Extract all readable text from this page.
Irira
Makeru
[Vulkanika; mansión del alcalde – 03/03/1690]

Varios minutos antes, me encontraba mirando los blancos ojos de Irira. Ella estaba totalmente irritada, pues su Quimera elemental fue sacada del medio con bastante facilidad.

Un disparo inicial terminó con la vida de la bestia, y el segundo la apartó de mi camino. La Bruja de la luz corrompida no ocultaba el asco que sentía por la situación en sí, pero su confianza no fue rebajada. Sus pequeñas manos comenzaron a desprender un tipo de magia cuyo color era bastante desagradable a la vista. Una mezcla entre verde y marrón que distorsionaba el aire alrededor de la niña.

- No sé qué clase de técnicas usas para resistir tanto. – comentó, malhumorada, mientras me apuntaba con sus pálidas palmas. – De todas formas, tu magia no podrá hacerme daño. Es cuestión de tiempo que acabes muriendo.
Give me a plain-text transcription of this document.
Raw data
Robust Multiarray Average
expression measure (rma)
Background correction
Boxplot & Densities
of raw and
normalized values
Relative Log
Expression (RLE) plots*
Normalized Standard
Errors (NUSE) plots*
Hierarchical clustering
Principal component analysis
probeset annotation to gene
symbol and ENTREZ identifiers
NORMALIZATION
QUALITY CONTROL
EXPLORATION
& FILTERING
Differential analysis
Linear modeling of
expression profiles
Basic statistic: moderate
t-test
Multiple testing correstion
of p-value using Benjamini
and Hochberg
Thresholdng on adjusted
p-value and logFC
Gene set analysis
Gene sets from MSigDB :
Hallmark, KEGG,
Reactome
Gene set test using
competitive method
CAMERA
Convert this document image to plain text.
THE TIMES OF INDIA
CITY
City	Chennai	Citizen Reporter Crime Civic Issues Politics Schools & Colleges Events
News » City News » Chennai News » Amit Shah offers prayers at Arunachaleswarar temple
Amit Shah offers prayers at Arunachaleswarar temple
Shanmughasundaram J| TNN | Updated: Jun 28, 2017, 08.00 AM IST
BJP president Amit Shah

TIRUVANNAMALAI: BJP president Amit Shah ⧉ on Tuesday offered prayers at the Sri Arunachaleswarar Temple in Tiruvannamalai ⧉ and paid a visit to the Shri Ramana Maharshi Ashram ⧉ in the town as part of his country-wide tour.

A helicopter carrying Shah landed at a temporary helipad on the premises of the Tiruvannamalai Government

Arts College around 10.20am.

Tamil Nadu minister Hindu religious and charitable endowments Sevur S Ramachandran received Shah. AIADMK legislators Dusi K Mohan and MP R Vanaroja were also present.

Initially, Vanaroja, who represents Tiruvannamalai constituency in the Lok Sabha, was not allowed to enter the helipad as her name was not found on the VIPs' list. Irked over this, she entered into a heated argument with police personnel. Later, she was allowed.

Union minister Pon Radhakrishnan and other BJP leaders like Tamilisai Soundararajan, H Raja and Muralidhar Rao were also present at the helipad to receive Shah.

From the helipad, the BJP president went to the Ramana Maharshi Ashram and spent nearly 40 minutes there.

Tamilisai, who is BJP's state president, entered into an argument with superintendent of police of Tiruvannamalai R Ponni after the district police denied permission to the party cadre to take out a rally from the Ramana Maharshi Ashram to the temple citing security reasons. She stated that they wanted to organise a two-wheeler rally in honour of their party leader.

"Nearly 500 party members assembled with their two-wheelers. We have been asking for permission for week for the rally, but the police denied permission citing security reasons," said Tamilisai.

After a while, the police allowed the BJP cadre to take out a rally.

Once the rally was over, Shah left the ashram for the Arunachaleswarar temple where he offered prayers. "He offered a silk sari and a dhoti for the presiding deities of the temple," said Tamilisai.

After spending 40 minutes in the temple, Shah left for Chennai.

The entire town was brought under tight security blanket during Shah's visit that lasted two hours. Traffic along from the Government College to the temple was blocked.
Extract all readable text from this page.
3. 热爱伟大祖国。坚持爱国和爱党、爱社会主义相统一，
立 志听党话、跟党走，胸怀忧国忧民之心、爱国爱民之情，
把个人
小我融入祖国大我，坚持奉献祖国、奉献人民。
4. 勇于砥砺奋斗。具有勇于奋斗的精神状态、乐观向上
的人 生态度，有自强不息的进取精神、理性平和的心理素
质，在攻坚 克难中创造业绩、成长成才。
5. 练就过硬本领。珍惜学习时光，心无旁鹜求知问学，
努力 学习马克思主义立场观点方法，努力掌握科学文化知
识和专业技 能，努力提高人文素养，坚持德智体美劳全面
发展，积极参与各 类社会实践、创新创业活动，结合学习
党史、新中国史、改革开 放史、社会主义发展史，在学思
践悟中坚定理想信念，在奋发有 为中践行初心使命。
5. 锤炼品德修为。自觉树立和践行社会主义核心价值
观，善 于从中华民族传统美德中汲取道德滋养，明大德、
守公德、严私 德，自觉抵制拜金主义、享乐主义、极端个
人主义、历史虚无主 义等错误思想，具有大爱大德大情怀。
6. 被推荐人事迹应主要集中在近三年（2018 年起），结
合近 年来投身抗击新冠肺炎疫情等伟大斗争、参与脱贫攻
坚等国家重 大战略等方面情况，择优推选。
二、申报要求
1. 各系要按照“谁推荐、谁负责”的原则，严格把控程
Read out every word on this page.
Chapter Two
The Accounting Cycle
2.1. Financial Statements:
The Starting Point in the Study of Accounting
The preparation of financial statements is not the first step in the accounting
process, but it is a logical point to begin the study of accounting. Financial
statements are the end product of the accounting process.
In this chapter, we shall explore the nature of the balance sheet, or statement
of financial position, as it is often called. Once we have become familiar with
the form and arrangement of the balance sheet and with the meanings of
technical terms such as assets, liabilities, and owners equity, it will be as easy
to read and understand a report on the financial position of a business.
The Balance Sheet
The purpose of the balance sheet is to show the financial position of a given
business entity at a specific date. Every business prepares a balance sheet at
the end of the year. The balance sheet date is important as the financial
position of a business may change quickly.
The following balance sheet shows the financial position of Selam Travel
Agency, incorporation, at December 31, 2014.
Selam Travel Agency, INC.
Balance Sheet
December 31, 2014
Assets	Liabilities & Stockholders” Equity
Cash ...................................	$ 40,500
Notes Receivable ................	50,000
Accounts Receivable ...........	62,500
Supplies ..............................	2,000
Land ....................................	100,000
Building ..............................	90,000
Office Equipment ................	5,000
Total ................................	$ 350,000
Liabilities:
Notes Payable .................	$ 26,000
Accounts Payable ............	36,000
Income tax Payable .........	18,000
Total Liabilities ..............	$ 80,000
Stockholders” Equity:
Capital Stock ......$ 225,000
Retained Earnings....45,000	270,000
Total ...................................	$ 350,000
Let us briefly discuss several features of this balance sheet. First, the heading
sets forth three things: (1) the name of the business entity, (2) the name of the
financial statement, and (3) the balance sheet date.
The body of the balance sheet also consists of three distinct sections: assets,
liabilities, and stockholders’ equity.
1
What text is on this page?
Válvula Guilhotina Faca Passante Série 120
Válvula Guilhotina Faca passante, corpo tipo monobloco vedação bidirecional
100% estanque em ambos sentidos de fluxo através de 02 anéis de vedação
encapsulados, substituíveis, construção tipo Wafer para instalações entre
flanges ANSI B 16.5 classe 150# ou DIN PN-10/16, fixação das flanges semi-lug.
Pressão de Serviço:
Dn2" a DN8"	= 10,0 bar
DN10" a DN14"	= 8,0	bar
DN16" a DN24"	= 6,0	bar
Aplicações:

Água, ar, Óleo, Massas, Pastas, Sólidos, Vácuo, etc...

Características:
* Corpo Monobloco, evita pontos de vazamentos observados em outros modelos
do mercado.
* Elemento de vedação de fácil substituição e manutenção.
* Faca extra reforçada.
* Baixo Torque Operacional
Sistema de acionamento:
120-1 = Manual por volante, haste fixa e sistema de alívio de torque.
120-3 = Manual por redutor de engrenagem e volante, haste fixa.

#####

▸ **WHAT TO PRODUCE**:
Take the entries above and transcribe them exactly.

▸ **FINAL RESULT**:
Extract all readable text from this page.
Irira
Makeru
[Vulkanika; mansión del alcalde – 03/03/1690]

Varios minutos antes, me encontraba mirando los blancos ojos de Irira. Ella estaba totalmente irritada, pues su Quimera elemental fue sacada del medio con bastante facilidad.

Un disparo inicial terminó con la vida de la bestia, y el segundo la apartó de mi camino. La Bruja de la luz corrompida no ocultaba el asco que sentía por la situación en sí, pero su confianza no fue rebajada. Sus pequeñas manos comenzaron a desprender un tipo de magia cuyo color era bastante desagradable a la vista. Una mezcla entre verde y marrón que distorsionaba el aire alrededor de la niña.

- No sé qué clase de técnicas usas para resistir tanto. – comentó, malhumorada, mientras me apuntaba con sus pálidas palmas. – De todas formas, tu magia no podrá hacerme daño. Es cuestión de tiempo que acabes muriendo.
Give me a plain-text transcription of this document.
Raw data
Robust Multiarray Average
expression measure (rma)
Background correction
Boxplot & Densities
of raw and
normalized values
Relative Log
Expression (RLE) plots*
Normalized Standard
Errors (NUSE) plots*
Hierarchical clustering
Principal component analysis
probeset annotation to gene
symbol and ENTREZ identifiers
NORMALIZATION
QUALITY CONTROL
EXPLORATION
& FILTERING
Differential analysis
Linear modeling of
expression profiles
Basic statistic: moderate
t-test
Multiple testing correstion
of p-value using Benjamini
and Hochberg
Thresholdng on adjusted
p-value and logFC
Gene set analysis
Gene sets from MSigDB :
Hallmark, KEGG,
Reactome
Gene set test using
competitive method
CAMERA
Convert this document image to plain text.
THE TIMES OF INDIA
CITY
City	Chennai	Citizen Reporter Crime Civic Issues Politics Schools & Colleges Events
News » City News » Chennai News » Amit Shah offers prayers at Arunachaleswarar temple
Amit Shah offers prayers at Arunachaleswarar temple
Shanmughasundaram J| TNN | Updated: Jun 28, 2017, 08.00 AM IST
BJP president Amit Shah

TIRUVANNAMALAI: BJP president Amit Shah ⧉ on Tuesday offered prayers at the Sri Arunachaleswarar Temple in Tiruvannamalai ⧉ and paid a visit to the Shri Ramana Maharshi Ashram ⧉ in the town as part of his country-wide tour.

A helicopter carrying Shah landed at a temporary helipad on the premises of the Tiruvannamalai Government

Arts College around 10.20am.

Tamil Nadu minister Hindu religious and charitable endowments Sevur S Ramachandran received Shah. AIADMK legislators Dusi K Mohan and MP R Vanaroja were also present.

Initially, Vanaroja, who represents Tiruvannamalai constituency in the Lok Sabha, was not allowed to enter the helipad as her name was not found on the VIPs' list. Irked over this, she entered into a heated argument with police personnel. Later, she was allowed.

Union minister Pon Radhakrishnan and other BJP leaders like Tamilisai Soundararajan, H Raja and Muralidhar Rao were also present at the helipad to receive Shah.

From the helipad, the BJP president went to the Ramana Maharshi Ashram and spent nearly 40 minutes there.

Tamilisai, who is BJP's state president, entered into an argument with superintendent of police of Tiruvannamalai R Ponni after the district police denied permission to the party cadre to take out a rally from the Ramana Maharshi Ashram to the temple citing security reasons. She stated that they wanted to organise a two-wheeler rally in honour of their party leader.

"Nearly 500 party members assembled with their two-wheelers. We have been asking for permission for week for the rally, but the police denied permission citing security reasons," said Tamilisai.

After a while, the police allowed the BJP cadre to take out a rally.

Once the rally was over, Shah left the ashram for the Arunachaleswarar temple where he offered prayers. "He offered a silk sari and a dhoti for the presiding deities of the temple," said Tamilisai.

After spending 40 minutes in the temple, Shah left for Chennai.

The entire town was brought under tight security blanket during Shah's visit that lasted two hours. Traffic along from the Government College to the temple was blocked.
Extract all readable text from this page.
3. 热爱伟大祖国。坚持爱国和爱党、爱社会主义相统一，
立 志听党话、跟党走，胸怀忧国忧民之心、爱国爱民之情，
把个人
小我融入祖国大我，坚持奉献祖国、奉献人民。
4. 勇于砥砺奋斗。具有勇于奋斗的精神状态、乐观向上
的人 生态度，有自强不息的进取精神、理性平和的心理素
质，在攻坚 克难中创造业绩、成长成才。
5. 练就过硬本领。珍惜学习时光，心无旁鹜求知问学，
努力 学习马克思主义立场观点方法，努力掌握科学文化知
识和专业技 能，努力提高人文素养，坚持德智体美劳全面
发展，积极参与各 类社会实践、创新创业活动，结合学习
党史、新中国史、改革开 放史、社会主义发展史，在学思
践悟中坚定理想信念，在奋发有 为中践行初心使命。
5. 锤炼品德修为。自觉树立和践行社会主义核心价值
观，善 于从中华民族传统美德中汲取道德滋养，明大德、
守公德、严私 德，自觉抵制拜金主义、享乐主义、极端个
人主义、历史虚无主 义等错误思想，具有大爱大德大情怀。
6. 被推荐人事迹应主要集中在近三年（2018 年起），结
合近 年来投身抗击新冠肺炎疫情等伟大斗争、参与脱贫攻
坚等国家重 大战略等方面情况，择优推选。
二、申报要求
1. 各系要按照“谁推荐、谁负责”的原则，严格把控程
Read out every word on this page.
Chapter Two
The Accounting Cycle
2.1. Financial Statements:
The Starting Point in the Study of Accounting
The preparation of financial statements is not the first step in the accounting
process, but it is a logical point to begin the study of accounting. Financial
statements are the end product of the accounting process.
In this chapter, we shall explore the nature of the balance sheet, or statement
of financial position, as it is often called. Once we have become familiar with
the form and arrangement of the balance sheet and with the meanings of
technical terms such as assets, liabilities, and owners equity, it will be as easy
to read and understand a report on the financial position of a business.
The Balance Sheet
The purpose of the balance sheet is to show the financial position of a given
business entity at a specific date. Every business prepares a balance sheet at
the end of the year. The balance sheet date is important as the financial
position of a business may change quickly.
The following balance sheet shows the financial position of Selam Travel
Agency, incorporation, at December 31, 2014.
Selam Travel Agency, INC.
Balance Sheet
December 31, 2014
Assets	Liabilities & Stockholders” Equity
Cash ...................................	$ 40,500
Notes Receivable ................	50,000
Accounts Receivable ...........	62,500
Supplies ..............................	2,000
Land ....................................	100,000
Building ..............................	90,000
Office Equipment ................	5,000
Total ................................	$ 350,000
Liabilities:
Notes Payable .................	$ 26,000
Accounts Payable ............	36,000
Income tax Payable .........	18,000
Total Liabilities ..............	$ 80,000
Stockholders” Equity:
Capital Stock ......$ 225,000
Retained Earnings....45,000	270,000
Total ...................................	$ 350,000
Let us briefly discuss several features of this balance sheet. First, the heading
sets forth three things: (1) the name of the business entity, (2) the name of the
financial statement, and (3) the balance sheet date.
The body of the balance sheet also consists of three distinct sections: assets,
liabilities, and stockholders’ equity.
1
What text is on this page?
Válvula Guilhotina Faca Passante Série 120
Válvula Guilhotina Faca passante, corpo tipo monobloco vedação bidirecional
100% estanque em ambos sentidos de fluxo através de 02 anéis de vedação
encapsulados, substituíveis, construção tipo Wafer para instalações entre
flanges ANSI B 16.5 classe 150# ou DIN PN-10/16, fixação das flanges semi-lug.
Pressão de Serviço:
Dn2" a DN8"	= 10,0 bar
DN10" a DN14"	= 8,0	bar
DN16" a DN24"	= 6,0	bar
Aplicações:

Água, ar, Óleo, Massas, Pastas, Sólidos, Vácuo, etc...

Características:
* Corpo Monobloco, evita pontos de vazamentos observados em outros modelos
do mercado.
* Elemento de vedação de fácil substituição e manutenção.
* Faca extra reforçada.
* Baixo Torque Operacional
Sistema de acionamento:
120-1 = Manual por volante, haste fixa e sistema de alívio de torque.
120-3 = Manual por redutor de engrenagem e volante, haste fixa.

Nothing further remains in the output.